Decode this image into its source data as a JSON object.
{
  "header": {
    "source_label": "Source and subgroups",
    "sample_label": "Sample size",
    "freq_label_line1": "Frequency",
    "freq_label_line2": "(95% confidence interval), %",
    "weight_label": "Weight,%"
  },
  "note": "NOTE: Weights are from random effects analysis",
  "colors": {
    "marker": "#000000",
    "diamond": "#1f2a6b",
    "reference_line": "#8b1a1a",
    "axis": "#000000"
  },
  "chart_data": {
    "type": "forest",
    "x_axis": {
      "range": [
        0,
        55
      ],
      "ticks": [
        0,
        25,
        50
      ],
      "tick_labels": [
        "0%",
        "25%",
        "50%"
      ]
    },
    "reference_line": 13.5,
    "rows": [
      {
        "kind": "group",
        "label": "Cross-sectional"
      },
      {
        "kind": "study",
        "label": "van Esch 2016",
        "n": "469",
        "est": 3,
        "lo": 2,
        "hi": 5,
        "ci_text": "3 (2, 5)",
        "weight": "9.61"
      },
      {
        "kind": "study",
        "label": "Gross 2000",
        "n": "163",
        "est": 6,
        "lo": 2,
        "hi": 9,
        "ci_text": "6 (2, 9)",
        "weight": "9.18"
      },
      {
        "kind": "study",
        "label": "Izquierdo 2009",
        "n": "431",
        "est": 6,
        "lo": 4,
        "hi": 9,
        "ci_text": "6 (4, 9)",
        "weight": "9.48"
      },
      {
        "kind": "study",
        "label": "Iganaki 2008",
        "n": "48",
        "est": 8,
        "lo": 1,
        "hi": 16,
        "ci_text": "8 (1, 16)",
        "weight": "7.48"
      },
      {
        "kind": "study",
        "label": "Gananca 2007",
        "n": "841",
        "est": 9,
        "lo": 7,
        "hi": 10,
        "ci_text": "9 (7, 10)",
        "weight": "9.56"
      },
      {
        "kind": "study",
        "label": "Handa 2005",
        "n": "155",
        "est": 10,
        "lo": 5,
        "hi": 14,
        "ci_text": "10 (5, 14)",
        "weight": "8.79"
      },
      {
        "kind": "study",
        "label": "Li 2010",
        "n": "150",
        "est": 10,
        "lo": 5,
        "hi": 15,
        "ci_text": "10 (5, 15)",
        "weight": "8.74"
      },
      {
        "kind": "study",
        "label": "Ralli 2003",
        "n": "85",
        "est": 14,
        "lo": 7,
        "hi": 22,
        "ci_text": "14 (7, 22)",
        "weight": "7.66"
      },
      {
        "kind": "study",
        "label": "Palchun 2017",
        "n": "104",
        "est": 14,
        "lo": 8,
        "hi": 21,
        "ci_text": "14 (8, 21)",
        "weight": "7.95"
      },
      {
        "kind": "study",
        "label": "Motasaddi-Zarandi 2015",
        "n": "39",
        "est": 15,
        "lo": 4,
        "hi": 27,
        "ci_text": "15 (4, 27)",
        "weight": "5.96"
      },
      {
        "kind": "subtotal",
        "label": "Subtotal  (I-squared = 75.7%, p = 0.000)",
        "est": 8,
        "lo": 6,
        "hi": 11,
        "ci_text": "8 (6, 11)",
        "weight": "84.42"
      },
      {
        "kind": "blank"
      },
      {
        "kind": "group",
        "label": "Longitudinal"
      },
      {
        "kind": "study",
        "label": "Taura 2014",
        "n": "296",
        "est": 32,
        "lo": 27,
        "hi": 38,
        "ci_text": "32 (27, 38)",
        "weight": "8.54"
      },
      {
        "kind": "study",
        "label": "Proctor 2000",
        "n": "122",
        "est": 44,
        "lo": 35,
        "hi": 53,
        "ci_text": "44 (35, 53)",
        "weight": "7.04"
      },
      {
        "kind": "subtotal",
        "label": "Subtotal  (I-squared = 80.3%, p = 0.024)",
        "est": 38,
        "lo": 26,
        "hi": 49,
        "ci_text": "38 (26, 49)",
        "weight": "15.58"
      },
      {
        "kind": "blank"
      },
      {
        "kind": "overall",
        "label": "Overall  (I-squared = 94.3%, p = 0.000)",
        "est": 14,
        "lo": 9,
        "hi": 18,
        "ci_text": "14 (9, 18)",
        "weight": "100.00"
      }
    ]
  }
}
§ §
__Task objective__
Collect each line above holding the string "squared".

__Written response__
        "label": "Subtotal  (I-squared = 75.7%, p = 0.000)",
        "label": "Subtotal  (I-squared = 80.3%, p = 0.024)",
        "label": "Overall  (I-squared = 94.3%, p = 0.000)",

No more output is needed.